**Record list**
## start
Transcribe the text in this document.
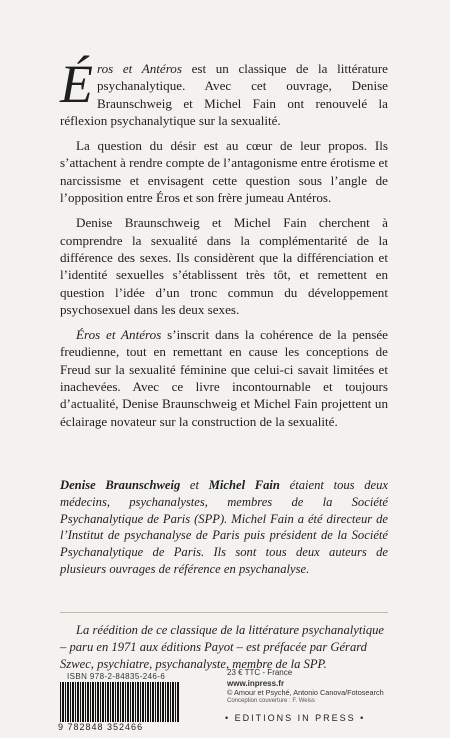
Éros et Antéros est un classique de la littérature psychanalytique. Avec cet ouvrage, Denise Braunschweig et Michel Fain ont renouvelé la réflexion psychanalytique sur la sexualité.

La question du désir est au cœur de leur propos. Ils s’attachent à rendre compte de l’antagonisme entre érotisme et narcissisme et envisagent cette question sous l’angle de l’opposition entre Éros et son frère jumeau Antéros.

Denise Braunschweig et Michel Fain cherchent à comprendre la sexualité dans la complémentarité de la différence des sexes. Ils considèrent que la différenciation et l’identité sexuelles s’établissent très tôt, et remettent en question l’idée d’un tronc commun du développement psychosexuel dans les deux sexes.

Éros et Antéros s’inscrit dans la cohérence de la pensée freudienne, tout en remettant en cause les conceptions de Freud sur la sexualité féminine que celui-ci savait limitées et inachevées. Avec ce livre incontournable et toujours d’actualité, Denise Braunschweig et Michel Fain projettent un éclairage novateur sur la construction de la sexualité.

Denise Braunschweig et Michel Fain étaient tous deux médecins, psychanalystes, membres de la Société Psychanalytique de Paris (SPP). Michel Fain a été directeur de l’Institut de psychanalyse de Paris puis président de la Société Psychanalytique de Paris. Ils sont tous deux auteurs de plusieurs ouvrages de référence en psychanalyse.

La réédition de ce classique de la littérature psychanalytique – paru en 1971 aux éditions Payot – est préfacée par Gérard Szwec, psychiatre, psychanalyste, membre de la SPP.

ISBN 978-2-84835-246-6
9 782848 352466
23 € TTC - France
www.inpress.fr
© Amour et Psyché, Antonio Canova/Fotosearch
Conception couverture : F. Weiss
• EDITIONS IN PRESS •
## end
**Work to do**
Look through the data and gather every line with the string "Michel" in it.

**Response to the task**
Éros et Antéros est un classique de la littérature psychanalytique. Avec cet ouvrage, Denise Braunschweig et Michel Fain ont renouvelé la réflexion psychanalytique sur la sexualité.
Denise Braunschweig et Michel Fain cherchent à comprendre la sexualité dans la complémentarité de la différence des sexes. Ils considèrent que la différenciation et l’identité sexuelles s’établissent très tôt, et remettent en question l’idée d’un tronc commun du développement psychosexuel dans les deux sexes.
Éros et Antéros s’inscrit dans la cohérence de la pensée freudienne, tout en remettant en cause les conceptions de Freud sur la sexualité féminine que celui-ci savait limitées et inachevées. Avec ce livre incontournable et toujours d’actualité, Denise Braunschweig et Michel Fain projettent un éclairage novateur sur la construction de la sexualité.
Denise Braunschweig et Michel Fain étaient tous deux médecins, psychanalystes, membres de la Société Psychanalytique de Paris (SPP). Michel Fain a été directeur de l’Institut de psychanalyse de Paris puis président de la Société Psychanalytique de Paris. Ils sont tous deux auteurs de plusieurs ouvrages de référence en psychanalyse.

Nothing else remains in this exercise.